* **ESERCIZIO PROPOSTO**: Individua nei dati qui sotto tutte le righe che contengono la stringa "Spice" e copiale.

----- DATI DI PARTENZA -----

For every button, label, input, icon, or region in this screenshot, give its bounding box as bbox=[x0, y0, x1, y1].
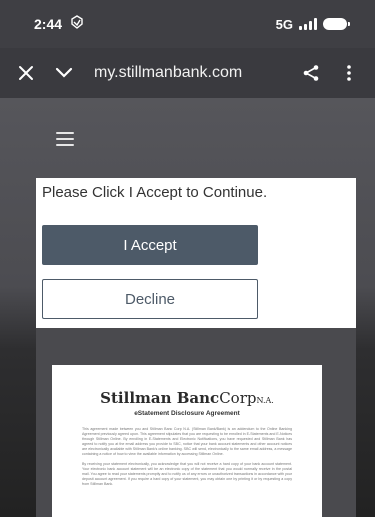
brand-corp: Corp bbox=[219, 389, 257, 407]
decline-button[interactable]: Decline bbox=[42, 279, 258, 319]
document-page[interactable]: Stillman BancCorpN.A. eStatement Disclos… bbox=[52, 365, 322, 517]
chevron-down-icon[interactable] bbox=[50, 59, 78, 87]
close-icon[interactable] bbox=[12, 59, 40, 87]
screen: 2:44 5G my.stillmanbank.com Please Click… bbox=[0, 0, 375, 517]
browser-toolbar: my.stillmanbank.com bbox=[0, 48, 375, 98]
document-title: eStatement Disclosure Agreement bbox=[134, 410, 240, 417]
status-bar: 2:44 5G bbox=[0, 0, 375, 48]
brand-name: Stillman Banc bbox=[100, 389, 220, 407]
brand-suffix: N.A. bbox=[256, 396, 274, 405]
document-paragraph: This agreement made between you and Stil… bbox=[82, 427, 292, 456]
network-type: 5G bbox=[275, 16, 293, 32]
url-display[interactable]: my.stillmanbank.com bbox=[94, 64, 297, 82]
share-icon[interactable] bbox=[297, 59, 325, 87]
menu-icon[interactable] bbox=[56, 132, 74, 146]
status-time: 2:44 bbox=[34, 16, 63, 32]
battery-icon bbox=[323, 18, 350, 30]
accept-button[interactable]: I Accept bbox=[42, 225, 258, 265]
status-left: 2:44 bbox=[34, 14, 84, 34]
signal-icon bbox=[299, 18, 317, 30]
notification-icon bbox=[70, 14, 84, 34]
more-options-icon[interactable] bbox=[335, 59, 363, 87]
brand-logo: Stillman BancCorpN.A. bbox=[52, 389, 322, 407]
consent-panel: Please Click I Accept to Continue. I Acc… bbox=[36, 178, 356, 328]
consent-prompt: Please Click I Accept to Continue. bbox=[42, 184, 268, 201]
status-right: 5G bbox=[275, 16, 350, 32]
document-paragraph: By receiving your statement electronical… bbox=[82, 462, 292, 486]
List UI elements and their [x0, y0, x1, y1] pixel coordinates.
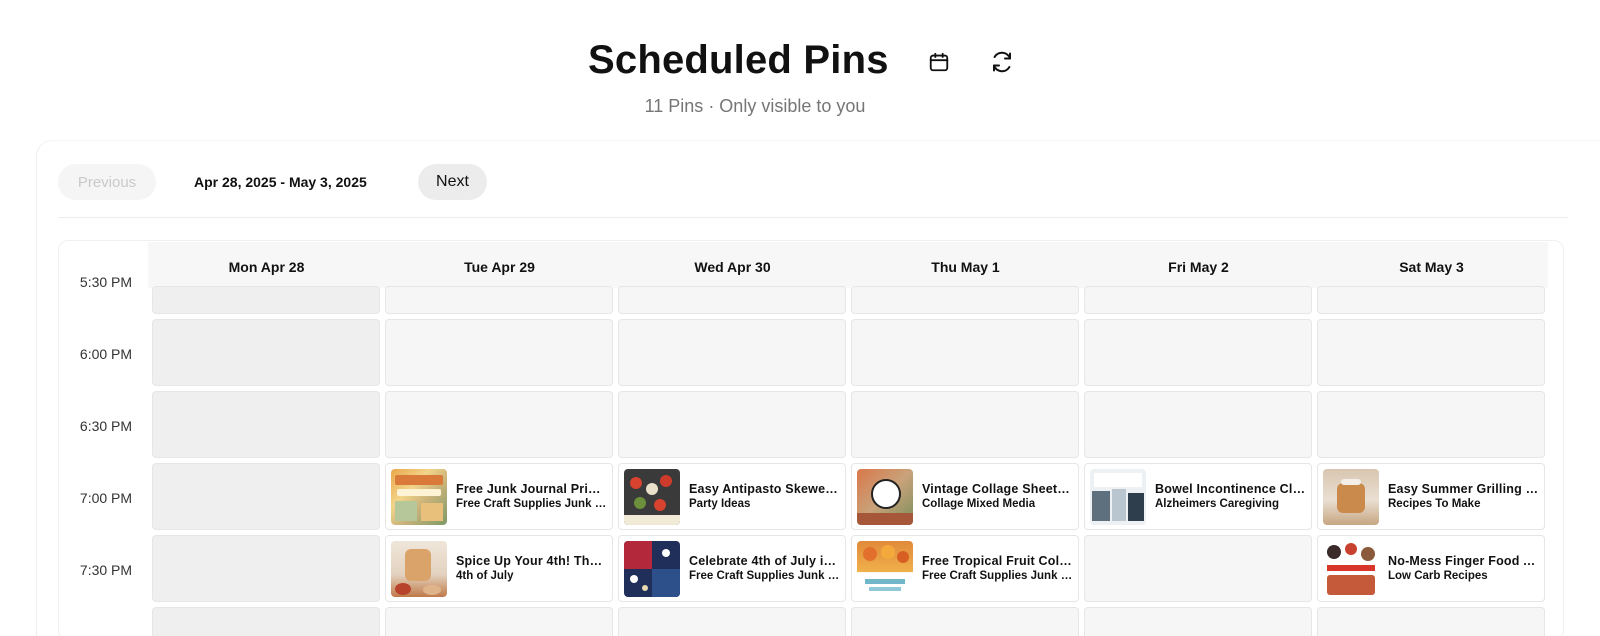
- pin-title: Celebrate 4th of July in Style: [689, 554, 841, 568]
- time-slot[interactable]: [851, 319, 1079, 386]
- time-slot[interactable]: [851, 607, 1079, 636]
- pin-thumbnail: [624, 469, 680, 525]
- next-button[interactable]: Next: [418, 164, 487, 200]
- pin-title: Free Tropical Fruit Collage Sheets: [922, 554, 1074, 568]
- time-slot[interactable]: [1317, 391, 1545, 458]
- time-slot[interactable]: [1317, 607, 1545, 636]
- time-slot[interactable]: [385, 286, 613, 314]
- scheduled-pin-card[interactable]: No-Mess Finger Food Appetizers Low Carb …: [1317, 535, 1545, 602]
- time-slot[interactable]: [1317, 319, 1545, 386]
- time-slot[interactable]: [152, 607, 380, 636]
- pin-board: Alzheimers Caregiving: [1155, 498, 1279, 510]
- pin-title: No-Mess Finger Food Appetizers: [1388, 554, 1540, 568]
- previous-button[interactable]: Previous: [58, 164, 156, 200]
- day-header-mon: Mon Apr 28: [228, 259, 305, 275]
- pin-board: Free Craft Supplies Junk Journal: [689, 570, 841, 582]
- day-header-sat: Sat May 3: [1399, 259, 1464, 275]
- pin-board: Recipes To Make: [1388, 498, 1481, 510]
- time-label: 7:30 PM: [79, 562, 133, 578]
- pin-board: Party Ideas: [689, 498, 751, 510]
- day-header-wed: Wed Apr 30: [694, 259, 771, 275]
- pin-title: Bowel Incontinence Clean Up at Home: [1155, 482, 1307, 496]
- time-slot[interactable]: [1084, 286, 1312, 314]
- pin-title: Vintage Collage Sheets Printables: [922, 482, 1074, 496]
- time-slot[interactable]: [1317, 286, 1545, 314]
- pin-thumbnail: [1090, 469, 1146, 525]
- scheduled-pin-card[interactable]: Easy Antipasto Skewers Party Appetizer P…: [618, 463, 846, 530]
- time-slot[interactable]: [618, 607, 846, 636]
- scheduled-pin-card[interactable]: Celebrate 4th of July in Style Free Craf…: [618, 535, 846, 602]
- pin-title: Easy Summer Grilling Recipes: [1388, 482, 1540, 496]
- time-slot[interactable]: [1084, 535, 1312, 602]
- time-slot[interactable]: [152, 286, 380, 314]
- time-label: 5:30 PM: [79, 274, 133, 290]
- pin-title: Easy Antipasto Skewers Party Appetizer: [689, 482, 841, 496]
- time-slot[interactable]: [618, 391, 846, 458]
- pin-board: Free Craft Supplies Junk Journal: [456, 498, 608, 510]
- pin-thumbnail: [857, 541, 913, 597]
- refresh-icon[interactable]: [984, 44, 1020, 80]
- time-slot[interactable]: [152, 535, 380, 602]
- time-slot[interactable]: [385, 391, 613, 458]
- time-label: 6:30 PM: [79, 418, 133, 434]
- time-slot[interactable]: [152, 391, 380, 458]
- calendar-icon[interactable]: [921, 44, 957, 80]
- pin-board: 4th of July: [456, 570, 514, 582]
- pin-thumbnail: [391, 541, 447, 597]
- pin-board: Low Carb Recipes: [1388, 570, 1488, 582]
- time-slot[interactable]: [1084, 607, 1312, 636]
- time-slot[interactable]: [851, 286, 1079, 314]
- time-slot[interactable]: [1084, 391, 1312, 458]
- day-header-tue: Tue Apr 29: [464, 259, 535, 275]
- pin-thumbnail: [1323, 469, 1379, 525]
- day-header-thu: Thu May 1: [931, 259, 1000, 275]
- time-slot[interactable]: [618, 319, 846, 386]
- pin-title: Spice Up Your 4th! The Best Recipes: [456, 554, 608, 568]
- pin-thumbnail: [1323, 541, 1379, 597]
- page-header: Scheduled Pins 11 Pins · Only visible to…: [0, 0, 1600, 130]
- scheduled-pin-card[interactable]: Free Junk Journal Printables Vintage Sum…: [385, 463, 613, 530]
- time-slot[interactable]: [1084, 319, 1312, 386]
- pin-thumbnail: [857, 469, 913, 525]
- page-subtitle: 11 Pins · Only visible to you: [644, 96, 866, 116]
- scheduled-pin-card[interactable]: Free Tropical Fruit Collage Sheets Free …: [851, 535, 1079, 602]
- scheduled-pin-card[interactable]: Spice Up Your 4th! The Best Recipes 4th …: [385, 535, 613, 602]
- time-slot[interactable]: [152, 319, 380, 386]
- time-slot[interactable]: [385, 319, 613, 386]
- scheduled-pin-card[interactable]: Bowel Incontinence Clean Up at Home Alzh…: [1084, 463, 1312, 530]
- time-slot[interactable]: [851, 391, 1079, 458]
- time-slot[interactable]: [385, 607, 613, 636]
- scheduled-pin-card[interactable]: Vintage Collage Sheets Printables Collag…: [851, 463, 1079, 530]
- time-slot[interactable]: [152, 463, 380, 530]
- pin-thumbnail: [391, 469, 447, 525]
- pin-thumbnail: [624, 541, 680, 597]
- pin-board: Free Craft Supplies Junk Journal: [922, 570, 1074, 582]
- page-title: Scheduled Pins: [588, 38, 889, 82]
- day-header-fri: Fri May 2: [1168, 259, 1229, 275]
- time-slot[interactable]: [618, 286, 846, 314]
- pin-title: Free Junk Journal Printables Vintage Sum…: [456, 482, 608, 496]
- pin-board: Collage Mixed Media: [922, 498, 1036, 510]
- time-label: 6:00 PM: [79, 346, 133, 362]
- date-range: Apr 28, 2025 - May 3, 2025: [194, 174, 367, 190]
- scheduled-pin-card[interactable]: Easy Summer Grilling Recipes Recipes To …: [1317, 463, 1545, 530]
- divider: [58, 217, 1568, 218]
- time-label: 7:00 PM: [79, 490, 133, 506]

-----

* **SOLUZIONE**:
- pin-title: Spice Up Your 4th! The Best Recipes: [456, 554, 608, 568]
- scheduled-pin-card[interactable]: Spice Up Your 4th! The Best Recipes 4th …: [385, 535, 613, 602]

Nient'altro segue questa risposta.